The problem
Go through the listing and pick out each line with the word "Stephen" in it.

[begin Data records]

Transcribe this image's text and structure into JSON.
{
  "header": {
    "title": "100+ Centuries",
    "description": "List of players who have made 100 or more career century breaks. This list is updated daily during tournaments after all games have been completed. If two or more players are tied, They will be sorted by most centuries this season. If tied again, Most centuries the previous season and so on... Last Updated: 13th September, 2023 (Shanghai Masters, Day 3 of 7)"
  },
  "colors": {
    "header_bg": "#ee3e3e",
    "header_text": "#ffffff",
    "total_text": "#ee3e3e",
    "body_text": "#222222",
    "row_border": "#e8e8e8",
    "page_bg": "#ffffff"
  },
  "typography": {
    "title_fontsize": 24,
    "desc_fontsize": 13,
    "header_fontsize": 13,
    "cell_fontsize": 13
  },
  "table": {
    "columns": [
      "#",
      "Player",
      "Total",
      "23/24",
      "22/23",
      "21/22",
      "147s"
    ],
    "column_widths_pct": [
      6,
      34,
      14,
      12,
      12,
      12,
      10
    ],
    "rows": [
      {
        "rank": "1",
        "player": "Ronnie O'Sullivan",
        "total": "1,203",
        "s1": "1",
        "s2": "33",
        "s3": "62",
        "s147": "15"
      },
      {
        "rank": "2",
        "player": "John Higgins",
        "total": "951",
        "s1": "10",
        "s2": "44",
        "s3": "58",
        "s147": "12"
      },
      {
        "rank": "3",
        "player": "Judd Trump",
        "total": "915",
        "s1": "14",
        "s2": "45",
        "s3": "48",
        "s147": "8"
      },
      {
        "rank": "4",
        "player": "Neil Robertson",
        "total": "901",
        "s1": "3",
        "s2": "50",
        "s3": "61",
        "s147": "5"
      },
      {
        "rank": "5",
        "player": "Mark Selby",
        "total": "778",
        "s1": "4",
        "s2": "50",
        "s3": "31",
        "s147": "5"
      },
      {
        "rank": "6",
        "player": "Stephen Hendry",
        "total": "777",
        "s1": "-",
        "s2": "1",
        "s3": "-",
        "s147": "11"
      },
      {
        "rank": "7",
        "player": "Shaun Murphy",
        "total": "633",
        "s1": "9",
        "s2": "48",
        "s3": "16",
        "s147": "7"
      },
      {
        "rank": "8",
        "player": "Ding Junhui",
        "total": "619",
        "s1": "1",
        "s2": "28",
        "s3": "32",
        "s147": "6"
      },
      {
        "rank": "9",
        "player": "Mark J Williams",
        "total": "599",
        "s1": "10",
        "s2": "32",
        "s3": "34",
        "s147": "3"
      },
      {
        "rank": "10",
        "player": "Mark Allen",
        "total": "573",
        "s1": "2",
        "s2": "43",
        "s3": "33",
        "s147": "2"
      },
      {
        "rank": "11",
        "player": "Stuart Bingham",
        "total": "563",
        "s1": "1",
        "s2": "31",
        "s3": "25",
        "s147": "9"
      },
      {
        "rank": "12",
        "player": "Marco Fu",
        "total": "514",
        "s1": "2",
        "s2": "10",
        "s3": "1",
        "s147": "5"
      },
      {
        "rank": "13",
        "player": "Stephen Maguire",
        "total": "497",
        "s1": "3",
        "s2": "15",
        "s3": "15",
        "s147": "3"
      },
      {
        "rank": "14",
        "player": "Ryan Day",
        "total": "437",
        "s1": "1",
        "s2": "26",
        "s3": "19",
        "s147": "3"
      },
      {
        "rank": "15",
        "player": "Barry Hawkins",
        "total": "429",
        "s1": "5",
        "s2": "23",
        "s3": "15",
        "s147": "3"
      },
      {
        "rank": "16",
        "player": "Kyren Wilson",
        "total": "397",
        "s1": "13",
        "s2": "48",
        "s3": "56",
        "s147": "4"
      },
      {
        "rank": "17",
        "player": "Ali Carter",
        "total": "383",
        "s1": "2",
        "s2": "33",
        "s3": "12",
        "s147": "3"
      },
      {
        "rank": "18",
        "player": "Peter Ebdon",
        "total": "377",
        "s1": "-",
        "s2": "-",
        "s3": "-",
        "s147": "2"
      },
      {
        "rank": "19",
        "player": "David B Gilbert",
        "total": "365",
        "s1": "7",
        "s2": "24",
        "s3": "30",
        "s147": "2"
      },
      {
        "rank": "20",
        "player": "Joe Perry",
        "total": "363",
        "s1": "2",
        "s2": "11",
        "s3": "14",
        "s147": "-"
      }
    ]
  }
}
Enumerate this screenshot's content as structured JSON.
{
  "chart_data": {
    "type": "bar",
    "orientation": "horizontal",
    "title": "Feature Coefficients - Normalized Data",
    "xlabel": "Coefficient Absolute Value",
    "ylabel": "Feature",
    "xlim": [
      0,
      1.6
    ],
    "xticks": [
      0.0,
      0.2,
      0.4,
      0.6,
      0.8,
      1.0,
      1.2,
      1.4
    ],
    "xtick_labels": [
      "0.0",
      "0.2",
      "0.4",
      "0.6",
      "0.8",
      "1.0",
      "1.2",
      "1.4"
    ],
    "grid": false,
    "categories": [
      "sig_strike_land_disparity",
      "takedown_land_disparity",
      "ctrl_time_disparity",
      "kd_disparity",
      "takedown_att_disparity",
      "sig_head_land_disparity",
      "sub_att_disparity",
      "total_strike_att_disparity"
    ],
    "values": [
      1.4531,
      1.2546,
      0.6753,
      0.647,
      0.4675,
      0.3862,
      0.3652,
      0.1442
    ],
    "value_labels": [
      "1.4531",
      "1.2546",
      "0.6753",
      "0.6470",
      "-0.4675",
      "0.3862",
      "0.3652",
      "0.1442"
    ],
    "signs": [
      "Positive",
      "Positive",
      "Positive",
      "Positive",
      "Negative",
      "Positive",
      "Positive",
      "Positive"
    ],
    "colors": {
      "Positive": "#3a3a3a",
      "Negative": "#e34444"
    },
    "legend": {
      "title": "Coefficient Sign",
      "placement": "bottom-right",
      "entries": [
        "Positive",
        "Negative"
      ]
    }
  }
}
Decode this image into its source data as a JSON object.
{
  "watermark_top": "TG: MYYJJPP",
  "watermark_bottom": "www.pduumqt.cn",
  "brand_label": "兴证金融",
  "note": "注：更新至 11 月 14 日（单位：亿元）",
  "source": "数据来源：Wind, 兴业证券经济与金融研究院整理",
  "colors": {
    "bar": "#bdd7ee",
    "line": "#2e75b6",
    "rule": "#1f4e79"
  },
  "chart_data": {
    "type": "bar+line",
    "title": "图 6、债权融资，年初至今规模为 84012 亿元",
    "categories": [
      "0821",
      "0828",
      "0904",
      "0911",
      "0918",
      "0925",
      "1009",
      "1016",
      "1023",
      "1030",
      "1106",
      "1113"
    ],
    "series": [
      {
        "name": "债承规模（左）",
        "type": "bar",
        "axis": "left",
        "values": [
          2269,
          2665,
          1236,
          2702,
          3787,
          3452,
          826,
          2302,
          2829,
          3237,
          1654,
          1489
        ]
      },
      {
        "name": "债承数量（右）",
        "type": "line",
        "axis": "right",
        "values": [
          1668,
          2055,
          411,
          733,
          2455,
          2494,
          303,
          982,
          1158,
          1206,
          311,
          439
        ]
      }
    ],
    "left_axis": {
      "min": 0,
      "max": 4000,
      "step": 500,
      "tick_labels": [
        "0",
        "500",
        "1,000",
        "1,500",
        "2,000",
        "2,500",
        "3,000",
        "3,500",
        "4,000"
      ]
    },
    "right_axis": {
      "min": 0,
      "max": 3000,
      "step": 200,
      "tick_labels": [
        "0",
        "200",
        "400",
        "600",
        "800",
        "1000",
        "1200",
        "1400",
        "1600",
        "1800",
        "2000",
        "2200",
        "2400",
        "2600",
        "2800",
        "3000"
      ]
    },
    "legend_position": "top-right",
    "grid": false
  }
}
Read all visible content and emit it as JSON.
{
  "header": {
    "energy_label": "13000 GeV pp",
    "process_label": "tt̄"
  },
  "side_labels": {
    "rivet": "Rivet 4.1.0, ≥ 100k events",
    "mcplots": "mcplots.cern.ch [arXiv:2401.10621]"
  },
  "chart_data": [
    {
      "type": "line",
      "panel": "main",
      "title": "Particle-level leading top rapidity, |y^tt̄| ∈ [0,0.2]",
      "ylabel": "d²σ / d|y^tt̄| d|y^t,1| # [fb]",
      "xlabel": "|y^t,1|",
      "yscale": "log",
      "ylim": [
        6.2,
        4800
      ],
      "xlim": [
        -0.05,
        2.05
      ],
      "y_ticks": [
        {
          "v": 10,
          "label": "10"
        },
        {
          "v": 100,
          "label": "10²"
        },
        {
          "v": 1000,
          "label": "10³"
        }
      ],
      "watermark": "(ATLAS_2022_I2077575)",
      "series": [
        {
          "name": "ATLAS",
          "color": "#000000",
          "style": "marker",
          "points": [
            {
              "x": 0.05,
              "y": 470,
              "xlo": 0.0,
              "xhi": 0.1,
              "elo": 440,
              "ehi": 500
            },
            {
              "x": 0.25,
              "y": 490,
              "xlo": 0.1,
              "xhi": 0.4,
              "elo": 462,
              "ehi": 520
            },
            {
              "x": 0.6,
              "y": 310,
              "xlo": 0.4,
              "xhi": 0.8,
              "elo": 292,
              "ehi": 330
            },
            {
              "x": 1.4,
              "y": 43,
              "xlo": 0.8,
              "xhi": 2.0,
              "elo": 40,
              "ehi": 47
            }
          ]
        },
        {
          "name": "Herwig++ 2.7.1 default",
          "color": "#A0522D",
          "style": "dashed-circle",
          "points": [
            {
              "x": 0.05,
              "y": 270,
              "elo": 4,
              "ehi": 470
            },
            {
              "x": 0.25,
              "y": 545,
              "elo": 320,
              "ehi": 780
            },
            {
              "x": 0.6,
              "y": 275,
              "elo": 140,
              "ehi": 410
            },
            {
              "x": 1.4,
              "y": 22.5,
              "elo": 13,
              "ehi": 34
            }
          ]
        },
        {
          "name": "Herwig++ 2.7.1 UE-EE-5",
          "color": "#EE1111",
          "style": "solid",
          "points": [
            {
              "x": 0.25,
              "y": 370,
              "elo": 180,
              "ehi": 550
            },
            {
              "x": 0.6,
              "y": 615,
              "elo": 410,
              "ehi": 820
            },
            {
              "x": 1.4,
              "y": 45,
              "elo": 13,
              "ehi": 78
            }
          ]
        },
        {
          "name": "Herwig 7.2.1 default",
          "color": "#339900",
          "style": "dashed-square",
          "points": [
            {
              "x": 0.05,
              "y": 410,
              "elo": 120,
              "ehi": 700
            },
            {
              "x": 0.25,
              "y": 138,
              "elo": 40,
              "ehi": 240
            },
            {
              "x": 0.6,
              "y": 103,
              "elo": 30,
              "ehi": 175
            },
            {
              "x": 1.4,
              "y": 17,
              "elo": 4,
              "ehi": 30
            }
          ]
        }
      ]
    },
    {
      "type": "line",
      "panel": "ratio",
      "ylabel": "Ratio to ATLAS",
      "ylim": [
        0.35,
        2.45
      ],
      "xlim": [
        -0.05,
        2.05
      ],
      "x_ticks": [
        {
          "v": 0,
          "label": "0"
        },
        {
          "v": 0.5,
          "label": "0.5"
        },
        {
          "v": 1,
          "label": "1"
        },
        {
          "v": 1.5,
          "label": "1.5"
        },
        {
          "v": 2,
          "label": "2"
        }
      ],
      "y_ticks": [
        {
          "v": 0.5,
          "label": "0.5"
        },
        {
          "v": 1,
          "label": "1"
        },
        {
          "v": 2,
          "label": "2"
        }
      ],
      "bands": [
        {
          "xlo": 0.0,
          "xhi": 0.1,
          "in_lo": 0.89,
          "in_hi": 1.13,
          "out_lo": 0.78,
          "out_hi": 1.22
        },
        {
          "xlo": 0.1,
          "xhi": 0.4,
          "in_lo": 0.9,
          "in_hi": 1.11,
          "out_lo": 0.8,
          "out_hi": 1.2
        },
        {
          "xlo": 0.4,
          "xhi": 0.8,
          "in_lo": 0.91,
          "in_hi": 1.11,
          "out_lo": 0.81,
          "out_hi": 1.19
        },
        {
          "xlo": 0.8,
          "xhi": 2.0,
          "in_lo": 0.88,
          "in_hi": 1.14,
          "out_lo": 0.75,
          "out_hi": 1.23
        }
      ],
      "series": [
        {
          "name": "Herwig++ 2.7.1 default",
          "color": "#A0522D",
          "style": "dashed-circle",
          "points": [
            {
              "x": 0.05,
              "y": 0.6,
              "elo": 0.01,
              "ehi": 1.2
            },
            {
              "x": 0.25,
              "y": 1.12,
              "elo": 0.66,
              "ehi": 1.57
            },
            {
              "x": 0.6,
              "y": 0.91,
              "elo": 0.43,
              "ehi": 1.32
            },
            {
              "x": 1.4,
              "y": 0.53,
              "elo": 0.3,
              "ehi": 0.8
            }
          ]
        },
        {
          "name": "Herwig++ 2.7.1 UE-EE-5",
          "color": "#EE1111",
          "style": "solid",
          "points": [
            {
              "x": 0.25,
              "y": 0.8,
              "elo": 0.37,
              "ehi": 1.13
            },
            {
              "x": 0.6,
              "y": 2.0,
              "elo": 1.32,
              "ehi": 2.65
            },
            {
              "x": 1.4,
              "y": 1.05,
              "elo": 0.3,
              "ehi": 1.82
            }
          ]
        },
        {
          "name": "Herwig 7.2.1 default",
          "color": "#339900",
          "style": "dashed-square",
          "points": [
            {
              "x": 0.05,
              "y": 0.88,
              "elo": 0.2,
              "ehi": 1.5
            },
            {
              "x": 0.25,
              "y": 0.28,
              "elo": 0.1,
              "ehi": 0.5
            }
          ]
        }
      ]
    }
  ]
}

[end Data records]

Answer to this problem
        "player": "Stephen Hendry",
        "player": "Stephen Maguire",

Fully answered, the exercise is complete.